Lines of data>
────────────────────────────────────────

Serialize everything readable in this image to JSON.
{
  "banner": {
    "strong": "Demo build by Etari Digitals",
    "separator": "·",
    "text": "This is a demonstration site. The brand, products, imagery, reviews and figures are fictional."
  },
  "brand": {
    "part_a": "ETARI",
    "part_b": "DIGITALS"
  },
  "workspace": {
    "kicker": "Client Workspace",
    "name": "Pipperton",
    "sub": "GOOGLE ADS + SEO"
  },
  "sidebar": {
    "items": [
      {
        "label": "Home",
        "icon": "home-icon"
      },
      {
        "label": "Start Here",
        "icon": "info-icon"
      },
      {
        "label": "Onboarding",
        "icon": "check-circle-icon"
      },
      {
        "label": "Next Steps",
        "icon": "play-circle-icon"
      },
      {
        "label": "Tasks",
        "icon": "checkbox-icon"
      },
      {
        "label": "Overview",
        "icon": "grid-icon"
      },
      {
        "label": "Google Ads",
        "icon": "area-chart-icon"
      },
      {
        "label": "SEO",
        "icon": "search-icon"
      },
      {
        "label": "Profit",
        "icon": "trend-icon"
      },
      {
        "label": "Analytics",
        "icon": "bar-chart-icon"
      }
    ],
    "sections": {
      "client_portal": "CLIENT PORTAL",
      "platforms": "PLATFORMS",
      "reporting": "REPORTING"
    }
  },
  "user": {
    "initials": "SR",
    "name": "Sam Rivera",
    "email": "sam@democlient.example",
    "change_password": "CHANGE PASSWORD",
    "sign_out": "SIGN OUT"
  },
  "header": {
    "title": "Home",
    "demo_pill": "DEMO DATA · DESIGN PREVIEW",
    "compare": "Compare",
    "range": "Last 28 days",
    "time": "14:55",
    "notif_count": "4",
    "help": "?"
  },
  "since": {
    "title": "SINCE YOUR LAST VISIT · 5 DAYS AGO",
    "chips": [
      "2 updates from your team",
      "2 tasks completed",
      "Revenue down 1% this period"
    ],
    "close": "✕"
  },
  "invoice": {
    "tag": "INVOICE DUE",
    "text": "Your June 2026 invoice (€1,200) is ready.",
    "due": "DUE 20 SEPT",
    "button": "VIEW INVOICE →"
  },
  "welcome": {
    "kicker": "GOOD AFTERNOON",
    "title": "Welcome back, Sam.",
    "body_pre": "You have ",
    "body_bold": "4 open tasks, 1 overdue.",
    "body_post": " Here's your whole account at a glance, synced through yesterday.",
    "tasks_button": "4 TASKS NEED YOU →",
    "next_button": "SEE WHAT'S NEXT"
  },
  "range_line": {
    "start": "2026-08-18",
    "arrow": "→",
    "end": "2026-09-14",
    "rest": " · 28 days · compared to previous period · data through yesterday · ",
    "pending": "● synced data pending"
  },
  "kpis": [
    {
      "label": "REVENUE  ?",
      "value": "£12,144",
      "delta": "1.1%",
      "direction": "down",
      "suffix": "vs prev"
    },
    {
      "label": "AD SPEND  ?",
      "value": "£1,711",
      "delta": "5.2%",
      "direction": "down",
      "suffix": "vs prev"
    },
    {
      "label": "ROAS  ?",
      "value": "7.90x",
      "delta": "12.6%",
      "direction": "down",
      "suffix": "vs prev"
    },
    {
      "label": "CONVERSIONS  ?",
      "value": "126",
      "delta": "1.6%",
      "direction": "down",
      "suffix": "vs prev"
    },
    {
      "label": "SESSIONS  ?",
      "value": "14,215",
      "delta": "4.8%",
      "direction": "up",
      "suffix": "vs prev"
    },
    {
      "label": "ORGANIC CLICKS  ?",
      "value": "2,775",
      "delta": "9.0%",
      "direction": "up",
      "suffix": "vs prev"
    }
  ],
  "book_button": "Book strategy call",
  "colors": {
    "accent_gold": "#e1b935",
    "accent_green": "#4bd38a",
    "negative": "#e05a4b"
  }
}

────────────────────────────────────────

GIVEN REQUEST>
Where a line holds the string "through", copy that line.

SOLUTION FOR THIS PROBLEM>
    "body_post": " Here's your whole account at a glance, synced through yesterday.",
    "rest": " · 28 days · compared to previous period · data through yesterday · ",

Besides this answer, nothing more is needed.